◆ EXERCISE ◆
Extract every line of the material below and reproduce it faithfully.

==== MATERIAL ====

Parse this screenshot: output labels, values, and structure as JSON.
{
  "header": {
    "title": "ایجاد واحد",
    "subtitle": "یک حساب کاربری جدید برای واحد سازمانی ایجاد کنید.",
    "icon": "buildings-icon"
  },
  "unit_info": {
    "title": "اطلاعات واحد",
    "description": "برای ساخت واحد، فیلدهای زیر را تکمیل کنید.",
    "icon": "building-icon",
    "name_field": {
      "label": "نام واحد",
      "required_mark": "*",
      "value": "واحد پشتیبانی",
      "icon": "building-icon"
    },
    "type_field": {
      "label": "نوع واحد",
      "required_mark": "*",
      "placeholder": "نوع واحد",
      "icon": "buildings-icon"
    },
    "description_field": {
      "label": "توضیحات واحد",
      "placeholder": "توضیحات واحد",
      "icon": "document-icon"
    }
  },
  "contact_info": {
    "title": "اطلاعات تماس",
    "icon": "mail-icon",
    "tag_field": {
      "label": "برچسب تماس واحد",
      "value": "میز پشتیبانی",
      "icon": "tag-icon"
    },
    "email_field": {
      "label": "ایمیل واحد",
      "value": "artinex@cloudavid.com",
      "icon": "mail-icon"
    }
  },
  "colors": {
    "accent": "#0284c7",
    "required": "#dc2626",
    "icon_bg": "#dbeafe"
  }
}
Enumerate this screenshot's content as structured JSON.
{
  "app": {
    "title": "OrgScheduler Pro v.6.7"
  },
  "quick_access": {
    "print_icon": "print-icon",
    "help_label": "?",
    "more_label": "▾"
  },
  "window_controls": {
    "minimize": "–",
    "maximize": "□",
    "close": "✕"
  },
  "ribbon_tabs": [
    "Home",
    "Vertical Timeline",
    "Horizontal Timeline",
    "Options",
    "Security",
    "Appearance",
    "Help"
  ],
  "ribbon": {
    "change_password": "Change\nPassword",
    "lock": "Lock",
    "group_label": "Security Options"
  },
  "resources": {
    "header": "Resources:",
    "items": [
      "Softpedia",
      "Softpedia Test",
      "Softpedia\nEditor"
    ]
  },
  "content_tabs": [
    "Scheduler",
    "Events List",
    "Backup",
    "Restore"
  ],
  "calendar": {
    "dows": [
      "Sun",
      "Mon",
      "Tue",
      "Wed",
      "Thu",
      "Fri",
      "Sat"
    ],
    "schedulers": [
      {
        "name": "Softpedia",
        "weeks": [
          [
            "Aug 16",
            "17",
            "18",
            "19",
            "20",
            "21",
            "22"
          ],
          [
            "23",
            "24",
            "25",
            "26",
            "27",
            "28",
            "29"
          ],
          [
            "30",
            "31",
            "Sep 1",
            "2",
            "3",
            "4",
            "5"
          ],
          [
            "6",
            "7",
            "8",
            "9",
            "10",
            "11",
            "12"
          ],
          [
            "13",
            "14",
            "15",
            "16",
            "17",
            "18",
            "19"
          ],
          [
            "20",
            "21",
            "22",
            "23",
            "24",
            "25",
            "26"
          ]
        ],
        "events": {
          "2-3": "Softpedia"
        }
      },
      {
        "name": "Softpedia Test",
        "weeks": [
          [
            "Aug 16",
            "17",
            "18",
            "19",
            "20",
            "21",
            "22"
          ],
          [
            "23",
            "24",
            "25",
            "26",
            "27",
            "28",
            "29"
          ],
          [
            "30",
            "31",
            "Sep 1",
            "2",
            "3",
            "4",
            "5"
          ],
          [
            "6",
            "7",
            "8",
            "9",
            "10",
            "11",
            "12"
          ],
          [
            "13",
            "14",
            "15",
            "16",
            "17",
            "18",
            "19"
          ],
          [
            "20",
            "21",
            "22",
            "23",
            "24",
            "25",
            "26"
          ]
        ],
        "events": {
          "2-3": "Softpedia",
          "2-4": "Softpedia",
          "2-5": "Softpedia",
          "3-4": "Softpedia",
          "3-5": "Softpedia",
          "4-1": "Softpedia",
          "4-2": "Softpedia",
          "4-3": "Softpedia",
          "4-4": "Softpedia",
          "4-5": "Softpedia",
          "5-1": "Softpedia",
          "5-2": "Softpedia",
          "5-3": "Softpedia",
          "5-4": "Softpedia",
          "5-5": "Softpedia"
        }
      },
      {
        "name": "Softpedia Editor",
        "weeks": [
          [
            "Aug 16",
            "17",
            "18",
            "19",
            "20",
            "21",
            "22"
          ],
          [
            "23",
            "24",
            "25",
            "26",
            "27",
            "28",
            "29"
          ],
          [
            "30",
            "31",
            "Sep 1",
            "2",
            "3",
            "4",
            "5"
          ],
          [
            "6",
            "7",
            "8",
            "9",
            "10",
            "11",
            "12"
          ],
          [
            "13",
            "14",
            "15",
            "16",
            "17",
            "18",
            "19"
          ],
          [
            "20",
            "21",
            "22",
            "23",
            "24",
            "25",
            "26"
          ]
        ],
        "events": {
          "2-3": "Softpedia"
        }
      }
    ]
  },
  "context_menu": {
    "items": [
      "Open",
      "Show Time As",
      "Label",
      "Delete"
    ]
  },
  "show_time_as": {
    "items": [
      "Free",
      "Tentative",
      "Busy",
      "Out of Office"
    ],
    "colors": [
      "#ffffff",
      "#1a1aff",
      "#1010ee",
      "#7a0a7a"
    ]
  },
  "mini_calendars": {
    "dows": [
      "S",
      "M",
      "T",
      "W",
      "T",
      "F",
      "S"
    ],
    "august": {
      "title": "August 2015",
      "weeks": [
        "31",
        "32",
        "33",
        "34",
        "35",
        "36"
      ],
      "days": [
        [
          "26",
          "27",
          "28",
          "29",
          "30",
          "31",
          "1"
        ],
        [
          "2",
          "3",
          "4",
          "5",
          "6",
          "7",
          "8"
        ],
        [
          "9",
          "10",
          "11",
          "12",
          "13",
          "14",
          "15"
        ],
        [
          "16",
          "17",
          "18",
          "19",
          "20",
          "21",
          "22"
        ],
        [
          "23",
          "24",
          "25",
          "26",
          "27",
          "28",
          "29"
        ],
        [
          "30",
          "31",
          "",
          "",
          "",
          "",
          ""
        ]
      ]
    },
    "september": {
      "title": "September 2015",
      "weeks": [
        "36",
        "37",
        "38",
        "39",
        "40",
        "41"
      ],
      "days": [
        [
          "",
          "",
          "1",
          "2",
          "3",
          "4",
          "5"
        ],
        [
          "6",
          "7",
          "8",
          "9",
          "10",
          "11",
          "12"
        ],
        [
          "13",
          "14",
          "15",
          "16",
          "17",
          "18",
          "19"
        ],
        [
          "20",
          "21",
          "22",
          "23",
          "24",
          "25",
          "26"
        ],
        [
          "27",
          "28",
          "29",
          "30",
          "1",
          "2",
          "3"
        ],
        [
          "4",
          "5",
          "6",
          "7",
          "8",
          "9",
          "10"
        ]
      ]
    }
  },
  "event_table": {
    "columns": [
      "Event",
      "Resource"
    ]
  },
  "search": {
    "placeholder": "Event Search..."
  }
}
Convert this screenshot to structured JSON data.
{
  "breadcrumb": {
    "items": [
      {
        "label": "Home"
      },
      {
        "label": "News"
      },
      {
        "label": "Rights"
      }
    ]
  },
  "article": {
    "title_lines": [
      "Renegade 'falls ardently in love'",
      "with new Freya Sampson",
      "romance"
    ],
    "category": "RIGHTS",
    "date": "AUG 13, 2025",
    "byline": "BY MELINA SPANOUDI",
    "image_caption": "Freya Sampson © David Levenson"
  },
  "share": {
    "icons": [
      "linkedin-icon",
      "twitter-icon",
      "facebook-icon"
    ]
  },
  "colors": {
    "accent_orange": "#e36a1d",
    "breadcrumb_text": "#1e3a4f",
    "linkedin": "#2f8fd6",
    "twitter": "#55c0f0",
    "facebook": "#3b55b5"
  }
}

====

◆ TASK RESULT ◆
Parse this screenshot: output labels, values, and structure as JSON.
{
  "header": {
    "title": "ایجاد واحد",
    "subtitle": "یک حساب کاربری جدید برای واحد سازمانی ایجاد کنید.",
    "icon": "buildings-icon"
  },
  "unit_info": {
    "title": "اطلاعات واحد",
    "description": "برای ساخت واحد، فیلدهای زیر را تکمیل کنید.",
    "icon": "building-icon",
    "name_field": {
      "label": "نام واحد",
      "required_mark": "*",
      "value": "واحد پشتیبانی",
      "icon": "building-icon"
    },
    "type_field": {
      "label": "نوع واحد",
      "required_mark": "*",
      "placeholder": "نوع واحد",
      "icon": "buildings-icon"
    },
    "description_field": {
      "label": "توضیحات واحد",
      "placeholder": "توضیحات واحد",
      "icon": "document-icon"
    }
  },
  "contact_info": {
    "title": "اطلاعات تماس",
    "icon": "mail-icon",
    "tag_field": {
      "label": "برچسب تماس واحد",
      "value": "میز پشتیبانی",
      "icon": "tag-icon"
    },
    "email_field": {
      "label": "ایمیل واحد",
      "value": "artinex@cloudavid.com",
      "icon": "mail-icon"
    }
  },
  "colors": {
    "accent": "#0284c7",
    "required": "#dc2626",
    "icon_bg": "#dbeafe"
  }
}
Enumerate this screenshot's content as structured JSON.
{
  "app": {
    "title": "OrgScheduler Pro v.6.7"
  },
  "quick_access": {
    "print_icon": "print-icon",
    "help_label": "?",
    "more_label": "▾"
  },
  "window_controls": {
    "minimize": "–",
    "maximize": "□",
    "close": "✕"
  },
  "ribbon_tabs": [
    "Home",
    "Vertical Timeline",
    "Horizontal Timeline",
    "Options",
    "Security",
    "Appearance",
    "Help"
  ],
  "ribbon": {
    "change_password": "Change\nPassword",
    "lock": "Lock",
    "group_label": "Security Options"
  },
  "resources": {
    "header": "Resources:",
    "items": [
      "Softpedia",
      "Softpedia Test",
      "Softpedia\nEditor"
    ]
  },
  "content_tabs": [
    "Scheduler",
    "Events List",
    "Backup",
    "Restore"
  ],
  "calendar": {
    "dows": [
      "Sun",
      "Mon",
      "Tue",
      "Wed",
      "Thu",
      "Fri",
      "Sat"
    ],
    "schedulers": [
      {
        "name": "Softpedia",
        "weeks": [
          [
            "Aug 16",
            "17",
            "18",
            "19",
            "20",
            "21",
            "22"
          ],
          [
            "23",
            "24",
            "25",
            "26",
            "27",
            "28",
            "29"
          ],
          [
            "30",
            "31",
            "Sep 1",
            "2",
            "3",
            "4",
            "5"
          ],
          [
            "6",
            "7",
            "8",
            "9",
            "10",
            "11",
            "12"
          ],
          [
            "13",
            "14",
            "15",
            "16",
            "17",
            "18",
            "19"
          ],
          [
            "20",
            "21",
            "22",
            "23",
            "24",
            "25",
            "26"
          ]
        ],
        "events": {
          "2-3": "Softpedia"
        }
      },
      {
        "name": "Softpedia Test",
        "weeks": [
          [
            "Aug 16",
            "17",
            "18",
            "19",
            "20",
            "21",
            "22"
          ],
          [
            "23",
            "24",
            "25",
            "26",
            "27",
            "28",
            "29"
          ],
          [
            "30",
            "31",
            "Sep 1",
            "2",
            "3",
            "4",
            "5"
          ],
          [
            "6",
            "7",
            "8",
            "9",
            "10",
            "11",
            "12"
          ],
          [
            "13",
            "14",
            "15",
            "16",
            "17",
            "18",
            "19"
          ],
          [
            "20",
            "21",
            "22",
            "23",
            "24",
            "25",
            "26"
          ]
        ],
        "events": {
          "2-3": "Softpedia",
          "2-4": "Softpedia",
          "2-5": "Softpedia",
          "3-4": "Softpedia",
          "3-5": "Softpedia",
          "4-1": "Softpedia",
          "4-2": "Softpedia",
          "4-3": "Softpedia",
          "4-4": "Softpedia",
          "4-5": "Softpedia",
          "5-1": "Softpedia",
          "5-2": "Softpedia",
          "5-3": "Softpedia",
          "5-4": "Softpedia",
          "5-5": "Softpedia"
        }
      },
      {
        "name": "Softpedia Editor",
        "weeks": [
          [
            "Aug 16",
            "17",
            "18",
            "19",
            "20",
            "21",
            "22"
          ],
          [
            "23",
            "24",
            "25",
            "26",
            "27",
            "28",
            "29"
          ],
          [
            "30",
            "31",
            "Sep 1",
            "2",
            "3",
            "4",
            "5"
          ],
          [
            "6",
            "7",
            "8",
            "9",
            "10",
            "11",
            "12"
          ],
          [
            "13",
            "14",
            "15",
            "16",
            "17",
            "18",
            "19"
          ],
          [
            "20",
            "21",
            "22",
            "23",
            "24",
            "25",
            "26"
          ]
        ],
        "events": {
          "2-3": "Softpedia"
        }
      }
    ]
  },
  "context_menu": {
    "items": [
      "Open",
      "Show Time As",
      "Label",
      "Delete"
    ]
  },
  "show_time_as": {
    "items": [
      "Free",
      "Tentative",
      "Busy",
      "Out of Office"
    ],
    "colors": [
      "#ffffff",
      "#1a1aff",
      "#1010ee",
      "#7a0a7a"
    ]
  },
  "mini_calendars": {
    "dows": [
      "S",
      "M",
      "T",
      "W",
      "T",
      "F",
      "S"
    ],
    "august": {
      "title": "August 2015",
      "weeks": [
        "31",
        "32",
        "33",
        "34",
        "35",
        "36"
      ],
      "days": [
        [
          "26",
          "27",
          "28",
          "29",
          "30",
          "31",
          "1"
        ],
        [
          "2",
          "3",
          "4",
          "5",
          "6",
          "7",
          "8"
        ],
        [
          "9",
          "10",
          "11",
          "12",
          "13",
          "14",
          "15"
        ],
        [
          "16",
          "17",
          "18",
          "19",
          "20",
          "21",
          "22"
        ],
        [
          "23",
          "24",
          "25",
          "26",
          "27",
          "28",
          "29"
        ],
        [
          "30",
          "31",
          "",
          "",
          "",
          "",
          ""
        ]
      ]
    },
    "september": {
      "title": "September 2015",
      "weeks": [
        "36",
        "37",
        "38",
        "39",
        "40",
        "41"
      ],
      "days": [
        [
          "",
          "",
          "1",
          "2",
          "3",
          "4",
          "5"
        ],
        [
          "6",
          "7",
          "8",
          "9",
          "10",
          "11",
          "12"
        ],
        [
          "13",
          "14",
          "15",
          "16",
          "17",
          "18",
          "19"
        ],
        [
          "20",
          "21",
          "22",
          "23",
          "24",
          "25",
          "26"
        ],
        [
          "27",
          "28",
          "29",
          "30",
          "1",
          "2",
          "3"
        ],
        [
          "4",
          "5",
          "6",
          "7",
          "8",
          "9",
          "10"
        ]
      ]
    }
  },
  "event_table": {
    "columns": [
      "Event",
      "Resource"
    ]
  },
  "search": {
    "placeholder": "Event Search..."
  }
}
Convert this screenshot to structured JSON data.
{
  "breadcrumb": {
    "items": [
      {
        "label": "Home"
      },
      {
        "label": "News"
      },
      {
        "label": "Rights"
      }
    ]
  },
  "article": {
    "title_lines": [
      "Renegade 'falls ardently in love'",
      "with new Freya Sampson",
      "romance"
    ],
    "category": "RIGHTS",
    "date": "AUG 13, 2025",
    "byline": "BY MELINA SPANOUDI",
    "image_caption": "Freya Sampson © David Levenson"
  },
  "share": {
    "icons": [
      "linkedin-icon",
      "twitter-icon",
      "facebook-icon"
    ]
  },
  "colors": {
    "accent_orange": "#e36a1d",
    "breadcrumb_text": "#1e3a4f",
    "linkedin": "#2f8fd6",
    "twitter": "#55c0f0",
    "facebook": "#3b55b5"
  }
}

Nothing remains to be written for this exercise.